[Extracted data entries]
## start

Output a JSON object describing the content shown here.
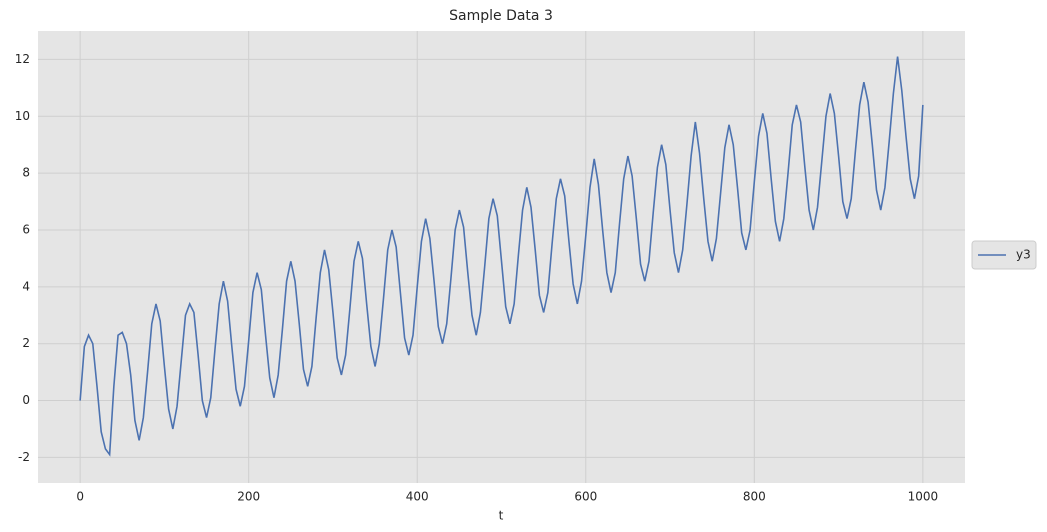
{
  "chart_data": {
    "type": "line",
    "title": "Sample Data 3",
    "xlabel": "t",
    "x": [
      0,
      5,
      10,
      15,
      20,
      25,
      30,
      35,
      40,
      45,
      50,
      55,
      60,
      65,
      70,
      75,
      80,
      85,
      90,
      95,
      100,
      105,
      110,
      115,
      120,
      125,
      130,
      135,
      140,
      145,
      150,
      155,
      160,
      165,
      170,
      175,
      180,
      185,
      190,
      195,
      200,
      205,
      210,
      215,
      220,
      225,
      230,
      235,
      240,
      245,
      250,
      255,
      260,
      265,
      270,
      275,
      280,
      285,
      290,
      295,
      300,
      305,
      310,
      315,
      320,
      325,
      330,
      335,
      340,
      345,
      350,
      355,
      360,
      365,
      370,
      375,
      380,
      385,
      390,
      395,
      400,
      405,
      410,
      415,
      420,
      425,
      430,
      435,
      440,
      445,
      450,
      455,
      460,
      465,
      470,
      475,
      480,
      485,
      490,
      495,
      500,
      505,
      510,
      515,
      520,
      525,
      530,
      535,
      540,
      545,
      550,
      555,
      560,
      565,
      570,
      575,
      580,
      585,
      590,
      595,
      600,
      605,
      610,
      615,
      620,
      625,
      630,
      635,
      640,
      645,
      650,
      655,
      660,
      665,
      670,
      675,
      680,
      685,
      690,
      695,
      700,
      705,
      710,
      715,
      720,
      725,
      730,
      735,
      740,
      745,
      750,
      755,
      760,
      765,
      770,
      775,
      780,
      785,
      790,
      795,
      800,
      805,
      810,
      815,
      820,
      825,
      830,
      835,
      840,
      845,
      850,
      855,
      860,
      865,
      870,
      875,
      880,
      885,
      890,
      895,
      900,
      905,
      910,
      915,
      920,
      925,
      930,
      935,
      940,
      945,
      950,
      955,
      960,
      965,
      970,
      975,
      980,
      985,
      990,
      995,
      1000
    ],
    "series": [
      {
        "name": "y3",
        "color": "#4c72b0",
        "values": [
          0.0,
          1.9,
          2.3,
          2.0,
          0.5,
          -1.1,
          -1.7,
          -1.9,
          0.5,
          2.3,
          2.4,
          2.0,
          0.9,
          -0.7,
          -1.4,
          -0.6,
          1.0,
          2.7,
          3.4,
          2.8,
          1.2,
          -0.3,
          -1.0,
          -0.2,
          1.4,
          3.0,
          3.4,
          3.1,
          1.6,
          0.0,
          -0.6,
          0.1,
          1.8,
          3.4,
          4.2,
          3.5,
          1.9,
          0.4,
          -0.2,
          0.5,
          2.1,
          3.8,
          4.5,
          3.9,
          2.3,
          0.8,
          0.1,
          0.9,
          2.5,
          4.2,
          4.9,
          4.2,
          2.7,
          1.1,
          0.5,
          1.2,
          2.9,
          4.5,
          5.3,
          4.6,
          3.1,
          1.5,
          0.9,
          1.6,
          3.2,
          4.9,
          5.6,
          5.0,
          3.4,
          1.9,
          1.2,
          2.0,
          3.6,
          5.3,
          6.0,
          5.4,
          3.8,
          2.2,
          1.6,
          2.3,
          4.0,
          5.6,
          6.4,
          5.7,
          4.2,
          2.6,
          2.0,
          2.7,
          4.3,
          6.0,
          6.7,
          6.1,
          4.5,
          3.0,
          2.3,
          3.1,
          4.7,
          6.4,
          7.1,
          6.5,
          4.9,
          3.3,
          2.7,
          3.4,
          5.1,
          6.7,
          7.5,
          6.8,
          5.3,
          3.7,
          3.1,
          3.8,
          5.5,
          7.1,
          7.8,
          7.2,
          5.6,
          4.1,
          3.4,
          4.2,
          5.8,
          7.5,
          8.5,
          7.6,
          6.0,
          4.5,
          3.8,
          4.5,
          6.2,
          7.8,
          8.6,
          7.9,
          6.4,
          4.8,
          4.2,
          4.9,
          6.6,
          8.2,
          9.0,
          8.3,
          6.7,
          5.2,
          4.5,
          5.3,
          6.9,
          8.6,
          9.8,
          8.7,
          7.1,
          5.6,
          4.9,
          5.7,
          7.3,
          8.9,
          9.7,
          9.0,
          7.5,
          5.9,
          5.3,
          6.0,
          7.7,
          9.3,
          10.1,
          9.4,
          7.8,
          6.3,
          5.6,
          6.4,
          8.0,
          9.7,
          10.4,
          9.8,
          8.2,
          6.7,
          6.0,
          6.8,
          8.4,
          10.0,
          10.8,
          10.1,
          8.6,
          7.0,
          6.4,
          7.1,
          8.8,
          10.4,
          11.2,
          10.5,
          9.0,
          7.4,
          6.7,
          7.5,
          9.1,
          10.8,
          12.1,
          10.9,
          9.3,
          7.8,
          7.1,
          7.9,
          10.4
        ]
      }
    ],
    "xlim": [
      -50,
      1050
    ],
    "ylim": [
      -2.9,
      13.0
    ],
    "xticks": [
      0,
      200,
      400,
      600,
      800,
      1000
    ],
    "yticks": [
      -2,
      0,
      2,
      4,
      6,
      8,
      10,
      12
    ],
    "grid": true,
    "legend": "right"
  }
}
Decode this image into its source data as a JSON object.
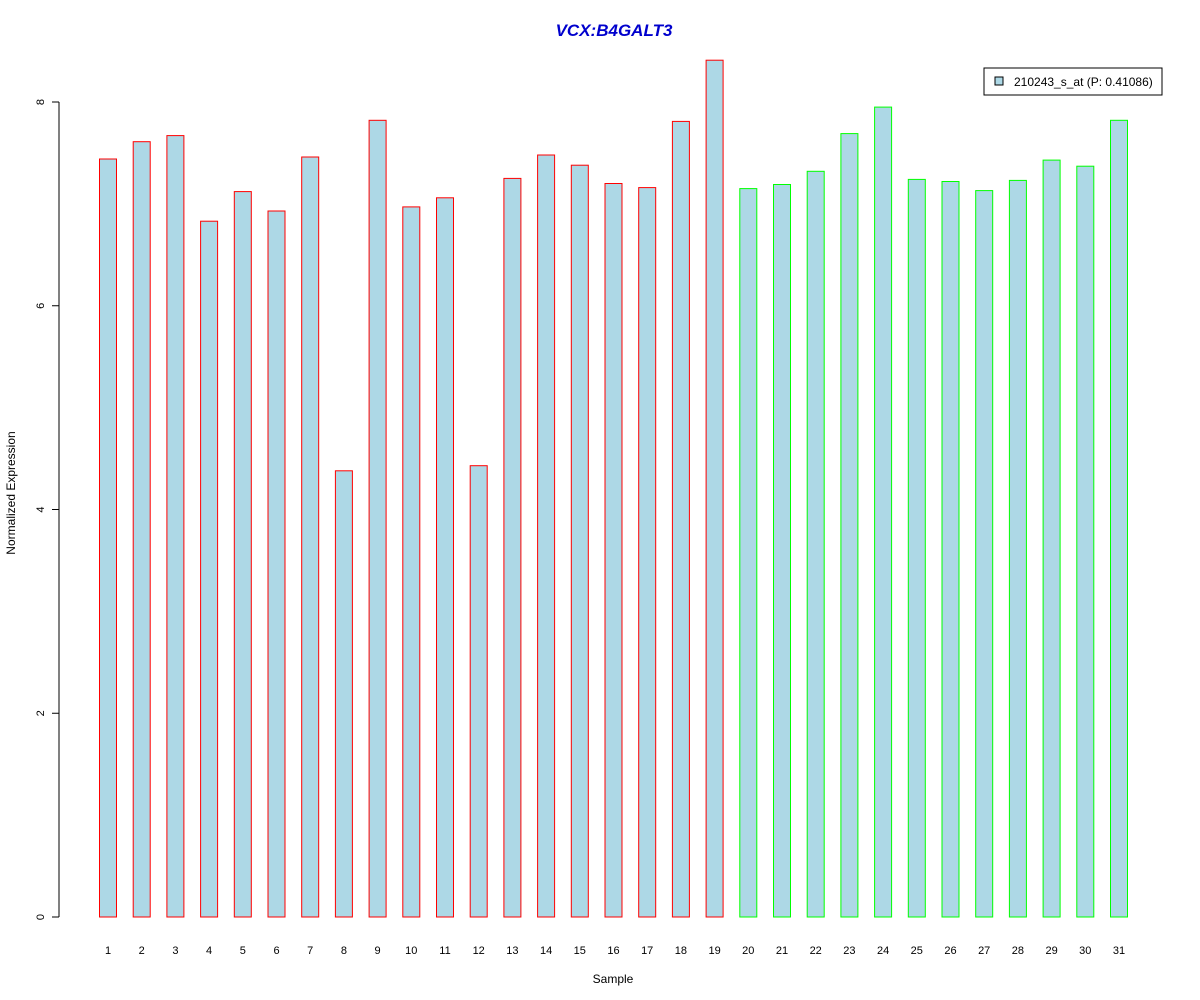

## end

**EXERCISE GOAL:** Each line in the entries above that includes the string "JSON" should be extracted.

**THE OUTPUT:**
Output a JSON object describing the content shown here.
Decode this image into its source data as a JSON object.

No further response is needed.